• _TASK PROMPT_:
Write the listing below out again exactly, dropping the images.

-- Begin DATA ENTRIES --

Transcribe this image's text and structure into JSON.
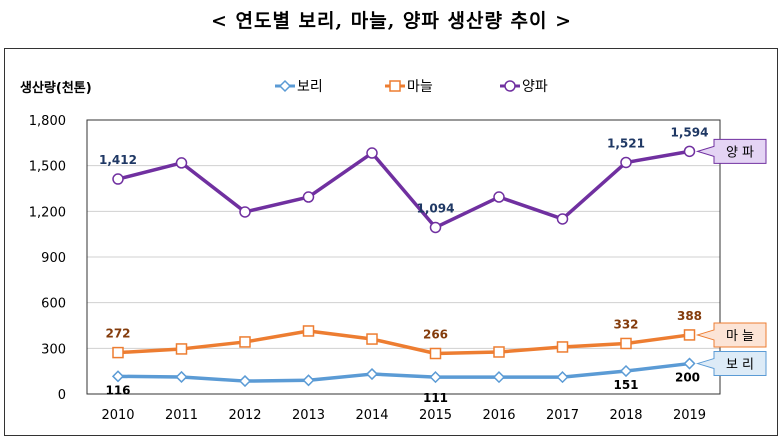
{
  "title": "< 연도별 보리, 마늘, 양파 생산량  추이 >",
  "chart_data": {
    "type": "line",
    "ylabel": "생산량(천톤)",
    "ylim": [
      0,
      1800
    ],
    "yticks": [
      0,
      300,
      600,
      900,
      1200,
      1500,
      1800
    ],
    "ytick_labels": [
      "0",
      "300",
      "600",
      "900",
      "1,200",
      "1,500",
      "1,800"
    ],
    "categories": [
      "2010",
      "2011",
      "2012",
      "2013",
      "2014",
      "2015",
      "2016",
      "2017",
      "2018",
      "2019"
    ],
    "grid": true,
    "legend": "top-center",
    "series": [
      {
        "name": "보리",
        "color": "#5B9BD5",
        "marker": "diamond",
        "values": [
          116,
          112,
          85,
          90,
          131,
          111,
          111,
          111,
          151,
          200
        ],
        "labels": {
          "0": "116",
          "5": "111",
          "8": "151",
          "9": "200"
        },
        "label_color": "#000000",
        "callout": "보 리",
        "callout_bg": "#DDEBF7"
      },
      {
        "name": "마늘",
        "color": "#ED7D31",
        "marker": "square",
        "values": [
          272,
          296,
          342,
          414,
          361,
          266,
          276,
          309,
          332,
          388
        ],
        "labels": {
          "0": "272",
          "5": "266",
          "8": "332",
          "9": "388"
        },
        "label_color": "#843C0C",
        "callout": "마 늘",
        "callout_bg": "#FCE4D6"
      },
      {
        "name": "양파",
        "color": "#7030A0",
        "marker": "circle",
        "values": [
          1412,
          1518,
          1196,
          1294,
          1583,
          1094,
          1294,
          1150,
          1521,
          1594
        ],
        "labels": {
          "0": "1,412",
          "5": "1,094",
          "8": "1,521",
          "9": "1,594"
        },
        "label_color": "#1F3864",
        "callout": "양 파",
        "callout_bg": "#E4D4F4"
      }
    ]
  }
}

-- End DATA ENTRIES --

• _OUTPUT OF THE TASK_:
Transcribe this image's text and structure into JSON.
{
  "title": "< 연도별 보리, 마늘, 양파 생산량  추이 >",
  "chart_data": {
    "type": "line",
    "ylabel": "생산량(천톤)",
    "ylim": [
      0,
      1800
    ],
    "yticks": [
      0,
      300,
      600,
      900,
      1200,
      1500,
      1800
    ],
    "ytick_labels": [
      "0",
      "300",
      "600",
      "900",
      "1,200",
      "1,500",
      "1,800"
    ],
    "categories": [
      "2010",
      "2011",
      "2012",
      "2013",
      "2014",
      "2015",
      "2016",
      "2017",
      "2018",
      "2019"
    ],
    "grid": true,
    "legend": "top-center",
    "series": [
      {
        "name": "보리",
        "color": "#5B9BD5",
        "marker": "diamond",
        "values": [
          116,
          112,
          85,
          90,
          131,
          111,
          111,
          111,
          151,
          200
        ],
        "labels": {
          "0": "116",
          "5": "111",
          "8": "151",
          "9": "200"
        },
        "label_color": "#000000",
        "callout": "보 리",
        "callout_bg": "#DDEBF7"
      },
      {
        "name": "마늘",
        "color": "#ED7D31",
        "marker": "square",
        "values": [
          272,
          296,
          342,
          414,
          361,
          266,
          276,
          309,
          332,
          388
        ],
        "labels": {
          "0": "272",
          "5": "266",
          "8": "332",
          "9": "388"
        },
        "label_color": "#843C0C",
        "callout": "마 늘",
        "callout_bg": "#FCE4D6"
      },
      {
        "name": "양파",
        "color": "#7030A0",
        "marker": "circle",
        "values": [
          1412,
          1518,
          1196,
          1294,
          1583,
          1094,
          1294,
          1150,
          1521,
          1594
        ],
        "labels": {
          "0": "1,412",
          "5": "1,094",
          "8": "1,521",
          "9": "1,594"
        },
        "label_color": "#1F3864",
        "callout": "양 파",
        "callout_bg": "#E4D4F4"
      }
    ]
  }
}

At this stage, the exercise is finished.